[PROBLEM DESCRIPTION]: Print the entries below word for word; the pictures stay out of your copy.
>> BEGIN EXTRACTED MATERIAL
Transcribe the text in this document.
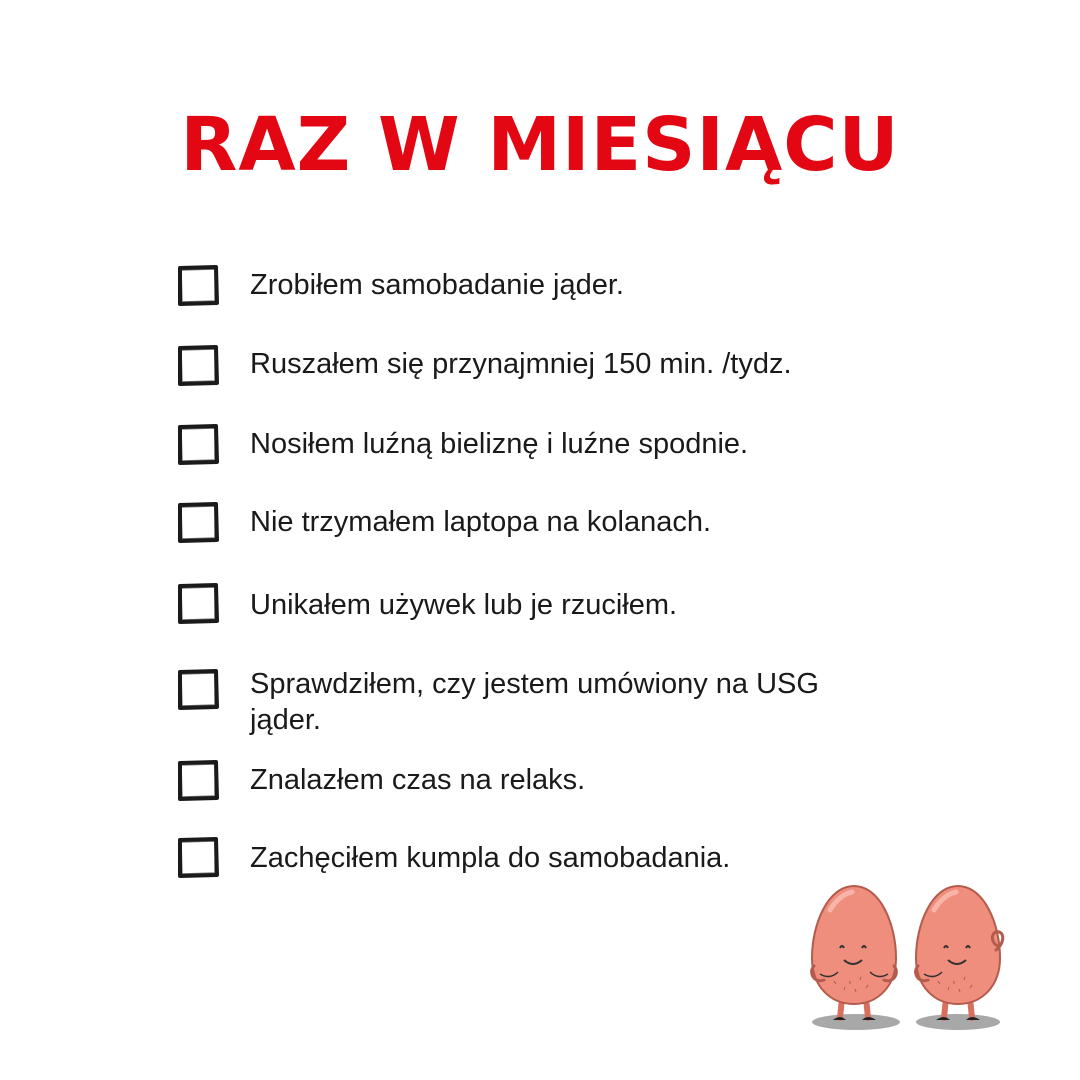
RAZ W MIESIĄCU
Zrobiłem samobadanie jąder.
Ruszałem się przynajmniej 150 min. /tydz.
Nosiłem luźną bieliznę i luźne spodnie.
Nie trzymałem laptopa na kolanach.
Unikałem używek lub je rzuciłem.
Sprawdziłem, czy jestem umówiony na USG jąder.
Znalazłem czas na relaks.
Zachęciłem kumpla do samobadania.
>> END EXTRACTED MATERIAL
[ANSWER TO THE TASK]:
Transcribe the text in this document.
RAZ W MIESIĄCU
Zrobiłem samobadanie jąder.
Ruszałem się przynajmniej 150 min. /tydz.
Nosiłem luźną bieliznę i luźne spodnie.
Nie trzymałem laptopa na kolanach.
Unikałem używek lub je rzuciłem.
Sprawdziłem, czy jestem umówiony na USG jąder.
Znalazłem czas na relaks.
Zachęciłem kumpla do samobadania.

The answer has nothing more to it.